» Data entries
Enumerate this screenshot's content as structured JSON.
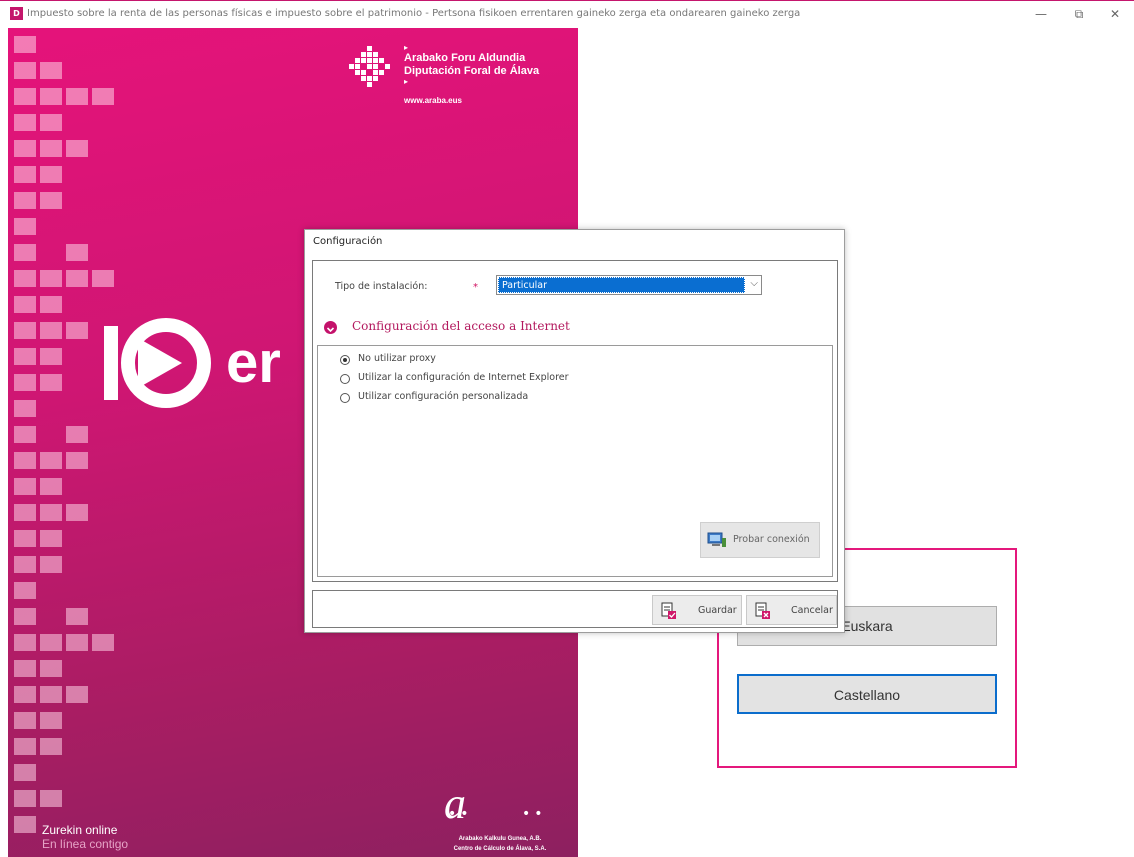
{
  "window": {
    "title": "Impuesto sobre la renta de las personas físicas e impuesto sobre el patrimonio - Pertsona fisikoen errentaren gaineko zerga eta ondarearen gaineko zerga",
    "app_icon_glyph": "D",
    "minimize_glyph": "—",
    "restore_glyph": "⧉",
    "close_glyph": "✕"
  },
  "branding": {
    "org_line1": "Arabako Foru Aldundia",
    "org_line2": "Diputación Foral de Álava",
    "arrow": "▸",
    "url": "www.araba.eus",
    "big_text": "er",
    "footer_line1": "Zurekin online",
    "footer_line2": "En línea contigo",
    "cc_letter": "a",
    "cc_dots": "••",
    "cc_line1": "Arabako Kalkulu Gunea, A.B.",
    "cc_line2": "Centro de Cálculo de Álava, S.A.",
    "accent_color": "#e4187c"
  },
  "language": {
    "euskara_label": "Euskara",
    "castellano_label": "Castellano"
  },
  "dialog": {
    "title": "Configuración",
    "tipo_label": "Tipo de instalación:",
    "required_mark": "*",
    "tipo_value": "Particular",
    "chevron": "⌵",
    "section_title": "Configuración del acceso a Internet",
    "options": [
      {
        "label": "No utilizar proxy",
        "selected": true
      },
      {
        "label": "Utilizar la configuración de Internet Explorer",
        "selected": false
      },
      {
        "label": "Utilizar configuración personalizada",
        "selected": false
      }
    ],
    "probar_label": "Probar conexión",
    "guardar_label": "Guardar",
    "cancelar_label": "Cancelar"
  }
}
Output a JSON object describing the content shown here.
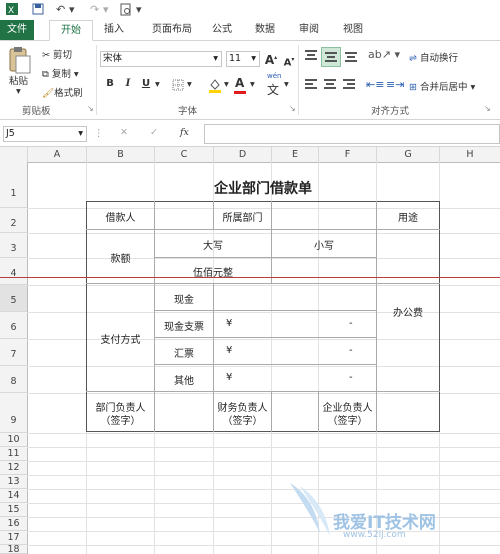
{
  "tabs": [
    "文件",
    "开始",
    "插入",
    "页面布局",
    "公式",
    "数据",
    "审阅",
    "视图"
  ],
  "ribbon": {
    "clipboard": {
      "paste": "粘贴",
      "cut": "剪切",
      "copy": "复制",
      "format_painter": "格式刷",
      "label": "剪贴板"
    },
    "font": {
      "name": "宋体",
      "size": "11",
      "grow": "A",
      "shrink": "A",
      "bold": "B",
      "italic": "I",
      "underline": "U",
      "wen": "wén",
      "label": "字体"
    },
    "alignment": {
      "wrap": "自动换行",
      "merge": "合并后居中",
      "label": "对齐方式"
    }
  },
  "formula_bar": {
    "name_box": "J5",
    "fx": "fx",
    "cancel": "✕",
    "enter": "✓"
  },
  "columns": [
    "A",
    "B",
    "C",
    "D",
    "E",
    "F",
    "G",
    "H"
  ],
  "rows": [
    "1",
    "2",
    "3",
    "4",
    "5",
    "6",
    "7",
    "8",
    "9",
    "10",
    "11",
    "12",
    "13",
    "14",
    "15",
    "16",
    "17",
    "18"
  ],
  "sheet": {
    "title": "企业部门借款单",
    "borrower": "借款人",
    "dept": "所属部门",
    "purpose": "用途",
    "amount": "款额",
    "upper": "大写",
    "lower": "小写",
    "upper_value": "伍佰元整",
    "pay_method": "支付方式",
    "cash": "现金",
    "cheque": "现金支票",
    "draft": "汇票",
    "other": "其他",
    "yen": "¥",
    "dash": "-",
    "office": "办公费",
    "dept_head_1": "部门负责人",
    "dept_head_2": "（签字）",
    "fin_head_1": "财务负责人",
    "fin_head_2": "（签字）",
    "corp_head_1": "企业负责人",
    "corp_head_2": "（签字）"
  },
  "watermark": {
    "text": "我爱IT技术网",
    "url": "www.52ij.com"
  }
}
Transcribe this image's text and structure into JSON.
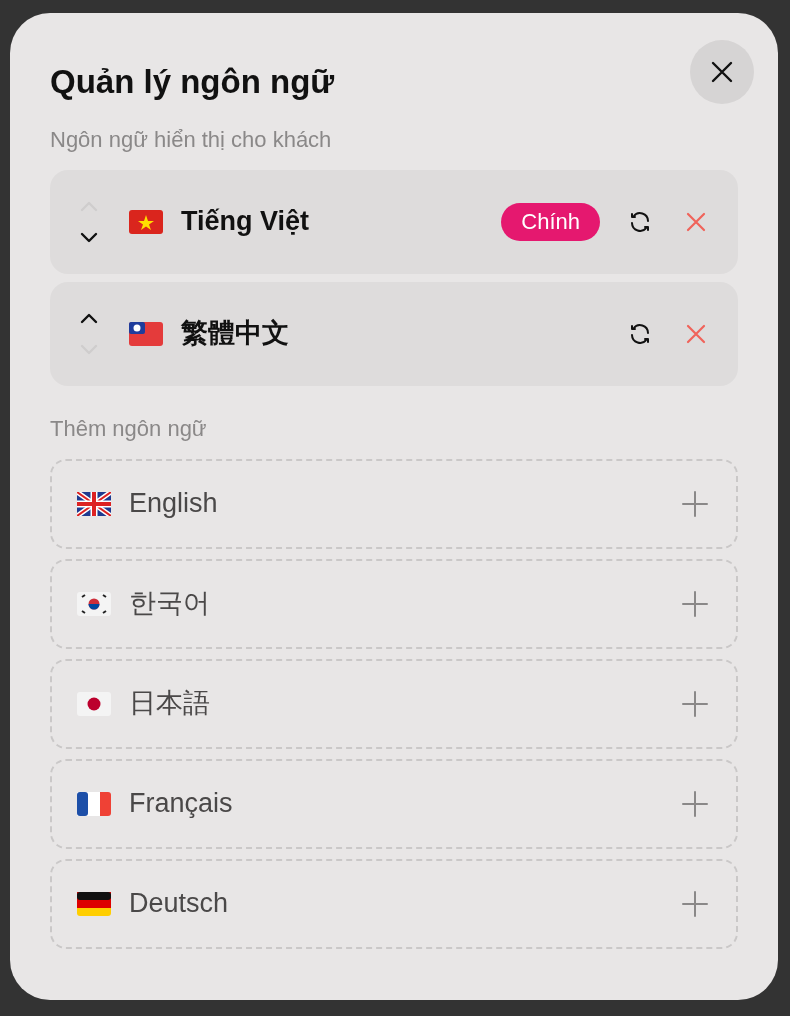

» Task instructions
Write out the records above exactly as they appear, leaving out any pictures.

» Response to the exercise
Enumerate this screenshot's content as structured JSON.
{
  "window": {
    "title": "Impuesto sobre la renta de las personas físicas e impuesto sobre el patrimonio - Pertsona fisikoen errentaren gaineko zerga eta ondarearen gaineko zerga",
    "app_icon_glyph": "D",
    "minimize_glyph": "—",
    "restore_glyph": "⧉",
    "close_glyph": "✕"
  },
  "branding": {
    "org_line1": "Arabako Foru Aldundia",
    "org_line2": "Diputación Foral de Álava",
    "arrow": "▸",
    "url": "www.araba.eus",
    "big_text": "er",
    "footer_line1": "Zurekin online",
    "footer_line2": "En línea contigo",
    "cc_letter": "a",
    "cc_dots": "••",
    "cc_line1": "Arabako Kalkulu Gunea, A.B.",
    "cc_line2": "Centro de Cálculo de Álava, S.A.",
    "accent_color": "#e4187c"
  },
  "language": {
    "euskara_label": "Euskara",
    "castellano_label": "Castellano"
  },
  "dialog": {
    "title": "Configuración",
    "tipo_label": "Tipo de instalación:",
    "required_mark": "*",
    "tipo_value": "Particular",
    "chevron": "⌵",
    "section_title": "Configuración del acceso a Internet",
    "options": [
      {
        "label": "No utilizar proxy",
        "selected": true
      },
      {
        "label": "Utilizar la configuración de Internet Explorer",
        "selected": false
      },
      {
        "label": "Utilizar configuración personalizada",
        "selected": false
      }
    ],
    "probar_label": "Probar conexión",
    "guardar_label": "Guardar",
    "cancelar_label": "Cancelar"
  }
}
Output a JSON object describing the content shown here.
{
  "tabs": [
    "文件",
    "开始",
    "插入",
    "页面布局",
    "公式",
    "数据",
    "审阅",
    "视图"
  ],
  "ribbon": {
    "clipboard": {
      "paste": "粘贴",
      "cut": "剪切",
      "copy": "复制",
      "format_painter": "格式刷",
      "label": "剪贴板"
    },
    "font": {
      "name": "宋体",
      "size": "11",
      "grow": "A",
      "shrink": "A",
      "bold": "B",
      "italic": "I",
      "underline": "U",
      "wen": "wén",
      "label": "字体"
    },
    "alignment": {
      "wrap": "自动换行",
      "merge": "合并后居中",
      "label": "对齐方式"
    }
  },
  "formula_bar": {
    "name_box": "J5",
    "fx": "fx",
    "cancel": "✕",
    "enter": "✓"
  },
  "columns": [
    "A",
    "B",
    "C",
    "D",
    "E",
    "F",
    "G",
    "H"
  ],
  "rows": [
    "1",
    "2",
    "3",
    "4",
    "5",
    "6",
    "7",
    "8",
    "9",
    "10",
    "11",
    "12",
    "13",
    "14",
    "15",
    "16",
    "17",
    "18"
  ],
  "sheet": {
    "title": "企业部门借款单",
    "borrower": "借款人",
    "dept": "所属部门",
    "purpose": "用途",
    "amount": "款额",
    "upper": "大写",
    "lower": "小写",
    "upper_value": "伍佰元整",
    "pay_method": "支付方式",
    "cash": "现金",
    "cheque": "现金支票",
    "draft": "汇票",
    "other": "其他",
    "yen": "¥",
    "dash": "-",
    "office": "办公费",
    "dept_head_1": "部门负责人",
    "dept_head_2": "（签字）",
    "fin_head_1": "财务负责人",
    "fin_head_2": "（签字）",
    "corp_head_1": "企业负责人",
    "corp_head_2": "（签字）"
  },
  "watermark": {
    "text": "我爱IT技术网",
    "url": "www.52ij.com"
  }
}
Transcribe this image's text and structure into JSON.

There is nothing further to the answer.